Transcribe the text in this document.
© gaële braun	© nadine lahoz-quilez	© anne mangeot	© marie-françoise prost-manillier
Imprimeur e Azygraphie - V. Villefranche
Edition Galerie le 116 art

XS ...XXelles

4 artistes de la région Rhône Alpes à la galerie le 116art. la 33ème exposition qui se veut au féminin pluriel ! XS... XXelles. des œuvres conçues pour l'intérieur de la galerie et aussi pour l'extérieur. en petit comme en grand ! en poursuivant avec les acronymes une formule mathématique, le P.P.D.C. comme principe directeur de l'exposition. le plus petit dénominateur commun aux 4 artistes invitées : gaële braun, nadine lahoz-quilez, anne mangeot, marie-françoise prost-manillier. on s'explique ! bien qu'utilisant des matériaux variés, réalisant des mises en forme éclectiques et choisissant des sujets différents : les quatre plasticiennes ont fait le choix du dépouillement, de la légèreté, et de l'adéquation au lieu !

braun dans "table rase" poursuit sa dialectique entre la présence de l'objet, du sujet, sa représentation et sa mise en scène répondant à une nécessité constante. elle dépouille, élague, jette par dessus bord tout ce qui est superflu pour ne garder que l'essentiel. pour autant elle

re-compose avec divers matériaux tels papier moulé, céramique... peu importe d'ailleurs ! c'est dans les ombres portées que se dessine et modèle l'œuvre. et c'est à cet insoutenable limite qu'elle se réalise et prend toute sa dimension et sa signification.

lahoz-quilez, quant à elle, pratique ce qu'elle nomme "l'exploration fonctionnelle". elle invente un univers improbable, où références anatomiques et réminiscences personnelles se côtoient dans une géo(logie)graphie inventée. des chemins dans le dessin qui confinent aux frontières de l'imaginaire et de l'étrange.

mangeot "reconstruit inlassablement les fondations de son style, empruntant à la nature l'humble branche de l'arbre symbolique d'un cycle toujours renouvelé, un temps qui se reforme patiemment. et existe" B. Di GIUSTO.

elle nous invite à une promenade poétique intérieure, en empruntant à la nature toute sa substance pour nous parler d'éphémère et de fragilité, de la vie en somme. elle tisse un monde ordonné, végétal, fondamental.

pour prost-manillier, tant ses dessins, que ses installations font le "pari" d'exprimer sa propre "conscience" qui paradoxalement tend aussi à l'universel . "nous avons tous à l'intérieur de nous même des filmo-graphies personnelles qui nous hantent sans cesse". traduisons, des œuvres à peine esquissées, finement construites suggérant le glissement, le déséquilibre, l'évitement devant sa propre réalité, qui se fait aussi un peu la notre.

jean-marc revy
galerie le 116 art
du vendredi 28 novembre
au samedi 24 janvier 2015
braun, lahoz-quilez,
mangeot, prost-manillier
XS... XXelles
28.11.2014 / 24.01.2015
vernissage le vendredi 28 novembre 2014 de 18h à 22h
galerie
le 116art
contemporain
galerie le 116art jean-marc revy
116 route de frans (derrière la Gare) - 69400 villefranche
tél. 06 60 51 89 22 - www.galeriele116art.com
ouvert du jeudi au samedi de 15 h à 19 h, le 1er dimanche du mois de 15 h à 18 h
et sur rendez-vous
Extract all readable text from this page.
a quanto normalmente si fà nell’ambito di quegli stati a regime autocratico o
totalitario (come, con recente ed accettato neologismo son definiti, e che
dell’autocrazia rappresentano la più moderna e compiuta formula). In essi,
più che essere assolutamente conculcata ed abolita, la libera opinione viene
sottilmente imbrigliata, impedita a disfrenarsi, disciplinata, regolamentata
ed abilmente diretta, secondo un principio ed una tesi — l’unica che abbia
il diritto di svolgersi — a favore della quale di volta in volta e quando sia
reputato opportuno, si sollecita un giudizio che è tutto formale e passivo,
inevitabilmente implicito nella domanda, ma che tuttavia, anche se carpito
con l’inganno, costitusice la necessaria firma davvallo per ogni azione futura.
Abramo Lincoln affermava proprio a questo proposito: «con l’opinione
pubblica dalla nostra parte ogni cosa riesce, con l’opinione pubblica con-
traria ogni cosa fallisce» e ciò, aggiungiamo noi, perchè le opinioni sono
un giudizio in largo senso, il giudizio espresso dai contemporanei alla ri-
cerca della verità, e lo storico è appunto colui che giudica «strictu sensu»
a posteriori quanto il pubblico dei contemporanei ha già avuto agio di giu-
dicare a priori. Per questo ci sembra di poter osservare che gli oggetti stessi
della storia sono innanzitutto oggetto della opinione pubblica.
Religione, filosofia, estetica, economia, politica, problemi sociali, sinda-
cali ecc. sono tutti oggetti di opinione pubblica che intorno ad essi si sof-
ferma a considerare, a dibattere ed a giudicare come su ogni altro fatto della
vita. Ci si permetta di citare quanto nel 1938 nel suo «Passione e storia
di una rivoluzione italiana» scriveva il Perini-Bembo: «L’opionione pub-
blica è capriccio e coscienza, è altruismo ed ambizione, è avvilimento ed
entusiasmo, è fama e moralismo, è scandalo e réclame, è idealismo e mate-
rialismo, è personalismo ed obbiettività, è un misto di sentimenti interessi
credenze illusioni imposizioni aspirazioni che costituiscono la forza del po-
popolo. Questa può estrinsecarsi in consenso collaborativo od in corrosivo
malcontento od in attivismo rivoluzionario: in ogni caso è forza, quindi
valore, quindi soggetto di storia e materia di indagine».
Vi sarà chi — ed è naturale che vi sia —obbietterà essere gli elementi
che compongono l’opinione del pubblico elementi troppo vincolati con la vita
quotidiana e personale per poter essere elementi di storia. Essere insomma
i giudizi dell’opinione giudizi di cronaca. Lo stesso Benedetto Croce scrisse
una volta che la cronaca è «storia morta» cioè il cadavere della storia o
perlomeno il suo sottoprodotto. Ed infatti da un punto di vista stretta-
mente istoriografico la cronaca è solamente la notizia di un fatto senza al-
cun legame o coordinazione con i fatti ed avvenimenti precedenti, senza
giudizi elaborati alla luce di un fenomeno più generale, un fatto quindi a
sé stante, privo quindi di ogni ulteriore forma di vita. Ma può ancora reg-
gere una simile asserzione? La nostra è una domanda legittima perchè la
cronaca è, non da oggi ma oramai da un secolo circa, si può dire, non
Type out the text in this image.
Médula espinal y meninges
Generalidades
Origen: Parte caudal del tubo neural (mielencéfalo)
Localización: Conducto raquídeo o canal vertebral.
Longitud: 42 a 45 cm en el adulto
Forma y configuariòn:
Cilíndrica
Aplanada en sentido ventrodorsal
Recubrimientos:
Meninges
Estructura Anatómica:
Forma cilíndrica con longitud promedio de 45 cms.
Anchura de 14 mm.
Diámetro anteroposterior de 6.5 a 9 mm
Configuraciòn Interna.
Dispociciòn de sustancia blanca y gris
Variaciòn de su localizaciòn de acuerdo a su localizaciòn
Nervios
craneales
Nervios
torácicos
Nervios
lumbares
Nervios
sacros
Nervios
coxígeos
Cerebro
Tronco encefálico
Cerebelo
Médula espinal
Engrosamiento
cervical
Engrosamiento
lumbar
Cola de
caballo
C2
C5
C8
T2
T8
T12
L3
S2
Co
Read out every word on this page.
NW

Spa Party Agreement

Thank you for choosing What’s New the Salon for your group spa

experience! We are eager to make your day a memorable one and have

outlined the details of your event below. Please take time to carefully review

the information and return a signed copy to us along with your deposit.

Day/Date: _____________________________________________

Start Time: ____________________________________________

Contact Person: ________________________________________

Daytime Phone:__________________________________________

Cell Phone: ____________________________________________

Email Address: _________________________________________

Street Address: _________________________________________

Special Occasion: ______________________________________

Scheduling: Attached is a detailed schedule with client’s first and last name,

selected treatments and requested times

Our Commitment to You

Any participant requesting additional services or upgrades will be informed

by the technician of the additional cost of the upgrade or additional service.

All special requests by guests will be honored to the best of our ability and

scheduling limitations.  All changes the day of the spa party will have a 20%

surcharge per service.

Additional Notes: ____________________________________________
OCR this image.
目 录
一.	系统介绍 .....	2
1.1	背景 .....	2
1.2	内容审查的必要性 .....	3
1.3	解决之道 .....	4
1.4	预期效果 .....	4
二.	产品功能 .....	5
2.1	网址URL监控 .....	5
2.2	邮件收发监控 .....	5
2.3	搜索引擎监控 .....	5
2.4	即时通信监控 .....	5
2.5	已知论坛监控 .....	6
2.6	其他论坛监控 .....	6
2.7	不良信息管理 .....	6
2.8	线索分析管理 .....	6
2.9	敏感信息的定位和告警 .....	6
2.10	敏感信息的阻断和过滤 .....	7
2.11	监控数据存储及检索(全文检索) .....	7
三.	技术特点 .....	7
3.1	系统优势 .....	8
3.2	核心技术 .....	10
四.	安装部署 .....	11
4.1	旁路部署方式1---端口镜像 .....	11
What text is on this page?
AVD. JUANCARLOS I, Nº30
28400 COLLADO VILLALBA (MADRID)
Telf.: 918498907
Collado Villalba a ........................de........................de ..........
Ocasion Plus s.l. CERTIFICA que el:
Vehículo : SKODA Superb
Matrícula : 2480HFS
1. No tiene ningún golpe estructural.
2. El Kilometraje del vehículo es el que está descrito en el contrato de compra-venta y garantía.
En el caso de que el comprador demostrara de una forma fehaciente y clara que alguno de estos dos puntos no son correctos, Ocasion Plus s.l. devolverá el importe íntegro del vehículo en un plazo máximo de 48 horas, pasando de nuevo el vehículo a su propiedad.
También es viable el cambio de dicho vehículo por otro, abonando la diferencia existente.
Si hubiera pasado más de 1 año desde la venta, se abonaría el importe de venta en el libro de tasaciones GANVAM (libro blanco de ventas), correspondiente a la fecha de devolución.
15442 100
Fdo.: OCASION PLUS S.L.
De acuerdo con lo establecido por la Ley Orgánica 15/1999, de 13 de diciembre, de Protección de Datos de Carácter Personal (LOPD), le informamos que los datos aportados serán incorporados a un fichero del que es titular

·····

* [To do]:
Out of the preceding entries, pull every line containing the string "caso".

* [Response to this task]:
malcontento od in attivismo rivoluzionario: in ogni caso è forza, quindi
En el caso de que el comprador demostrara de una forma fehaciente y clara que alguno de estos dos puntos no son correctos, Ocasion Plus s.l. devolverá el importe íntegro del vehículo en un plazo máximo de 48 horas, pasando de nuevo el vehículo a su propiedad.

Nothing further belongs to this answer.